## [THE EXERCISE]
Reproduce all of the material below line for line, with no changes.

** start MATERIAL SUPPLIED **

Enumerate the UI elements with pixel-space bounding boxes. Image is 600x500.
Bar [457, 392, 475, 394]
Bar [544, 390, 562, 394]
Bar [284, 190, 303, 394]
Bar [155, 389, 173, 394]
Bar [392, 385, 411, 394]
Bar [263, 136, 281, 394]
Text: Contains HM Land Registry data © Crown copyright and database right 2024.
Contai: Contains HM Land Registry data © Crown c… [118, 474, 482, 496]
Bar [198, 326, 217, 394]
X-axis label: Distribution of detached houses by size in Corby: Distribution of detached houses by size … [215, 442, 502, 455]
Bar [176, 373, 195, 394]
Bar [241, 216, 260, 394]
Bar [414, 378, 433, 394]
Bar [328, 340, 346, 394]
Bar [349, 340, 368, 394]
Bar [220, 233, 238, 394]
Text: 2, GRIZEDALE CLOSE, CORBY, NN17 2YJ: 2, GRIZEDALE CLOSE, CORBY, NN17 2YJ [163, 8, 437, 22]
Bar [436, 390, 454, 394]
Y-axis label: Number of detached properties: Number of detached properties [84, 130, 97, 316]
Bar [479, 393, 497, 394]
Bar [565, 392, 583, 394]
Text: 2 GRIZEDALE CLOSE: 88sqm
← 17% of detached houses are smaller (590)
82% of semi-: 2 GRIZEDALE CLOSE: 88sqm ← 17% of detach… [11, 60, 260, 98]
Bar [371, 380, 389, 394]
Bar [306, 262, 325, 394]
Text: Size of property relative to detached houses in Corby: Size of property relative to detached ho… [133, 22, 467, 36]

** end MATERIAL SUPPLIED **

## [ANSWER TO THE PROBLEM]
Enumerate the UI elements with pixel-space bounding boxes. Image is 600x500.
Bar [457, 392, 475, 394]
Bar [544, 390, 562, 394]
Bar [284, 190, 303, 394]
Bar [155, 389, 173, 394]
Bar [392, 385, 411, 394]
Bar [263, 136, 281, 394]
Text: Contains HM Land Registry data © Crown copyright and database right 2024.
Contai: Contains HM Land Registry data © Crown c… [118, 474, 482, 496]
Bar [198, 326, 217, 394]
X-axis label: Distribution of detached houses by size in Corby: Distribution of detached houses by size … [215, 442, 502, 455]
Bar [176, 373, 195, 394]
Bar [241, 216, 260, 394]
Bar [414, 378, 433, 394]
Bar [328, 340, 346, 394]
Bar [349, 340, 368, 394]
Bar [220, 233, 238, 394]
Text: 2, GRIZEDALE CLOSE, CORBY, NN17 2YJ: 2, GRIZEDALE CLOSE, CORBY, NN17 2YJ [163, 8, 437, 22]
Bar [436, 390, 454, 394]
Y-axis label: Number of detached properties: Number of detached properties [84, 130, 97, 316]
Bar [479, 393, 497, 394]
Bar [565, 392, 583, 394]
Text: 2 GRIZEDALE CLOSE: 88sqm
← 17% of detached houses are smaller (590)
82% of semi-: 2 GRIZEDALE CLOSE: 88sqm ← 17% of detach… [11, 60, 260, 98]
Bar [371, 380, 389, 394]
Bar [306, 262, 325, 394]
Text: Size of property relative to detached houses in Corby: Size of property relative to detached ho… [133, 22, 467, 36]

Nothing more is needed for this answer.